◆ What is needed: Using the listing below, give the number of lines where "помогут" appears, and nothing else.

━━━━━ Data extract

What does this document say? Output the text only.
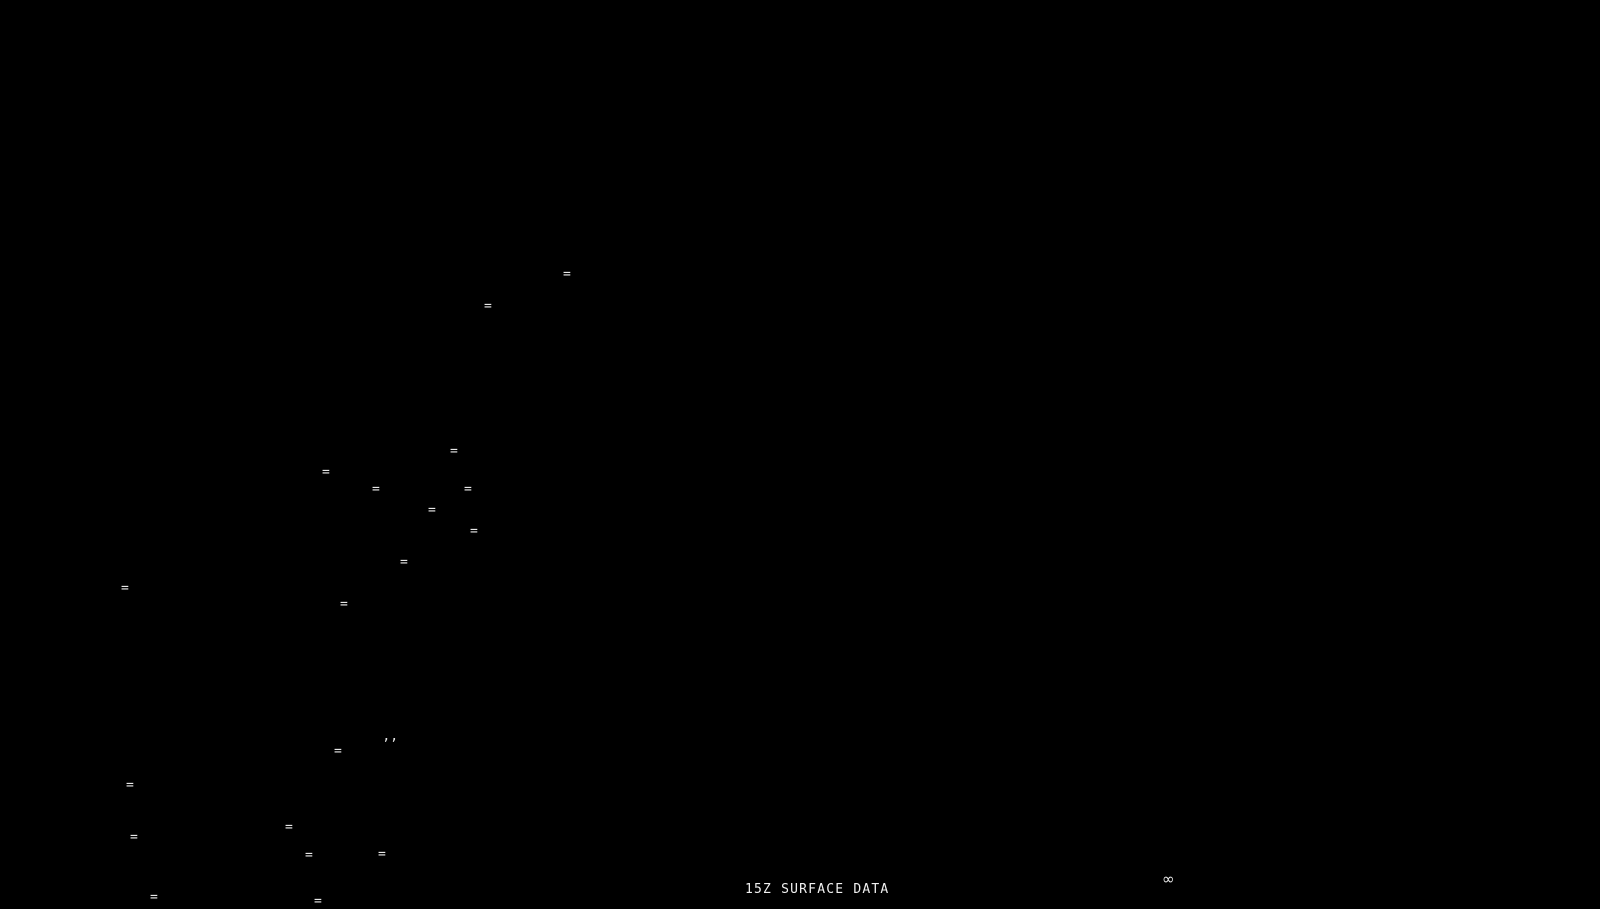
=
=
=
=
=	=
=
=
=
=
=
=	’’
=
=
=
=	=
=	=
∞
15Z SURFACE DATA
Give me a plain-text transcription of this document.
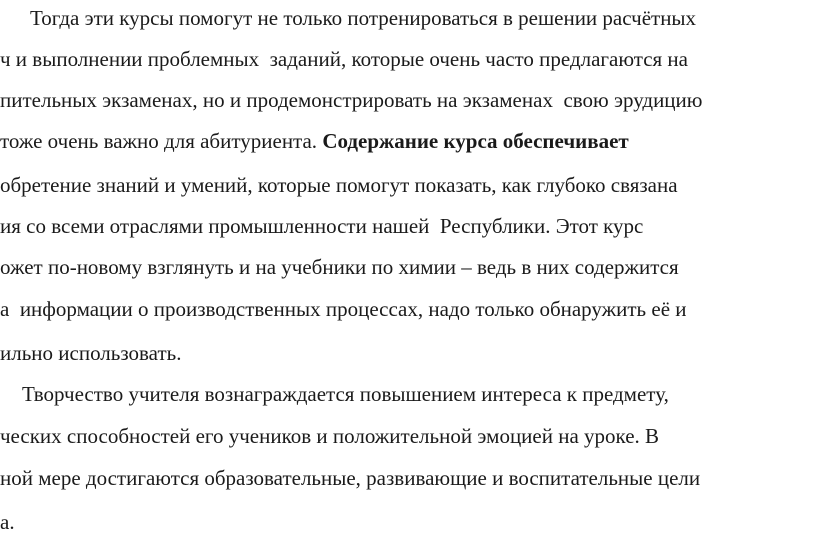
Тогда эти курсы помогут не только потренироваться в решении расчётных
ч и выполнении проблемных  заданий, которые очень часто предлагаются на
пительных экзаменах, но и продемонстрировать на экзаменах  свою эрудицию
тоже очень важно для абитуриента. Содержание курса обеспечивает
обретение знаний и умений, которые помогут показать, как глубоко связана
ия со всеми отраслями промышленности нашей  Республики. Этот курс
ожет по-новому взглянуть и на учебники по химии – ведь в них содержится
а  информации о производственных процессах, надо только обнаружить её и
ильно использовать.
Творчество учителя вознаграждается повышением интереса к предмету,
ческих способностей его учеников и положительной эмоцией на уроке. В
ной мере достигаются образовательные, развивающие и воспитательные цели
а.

━━━━━━━━━━

◆ Exercise solution: 2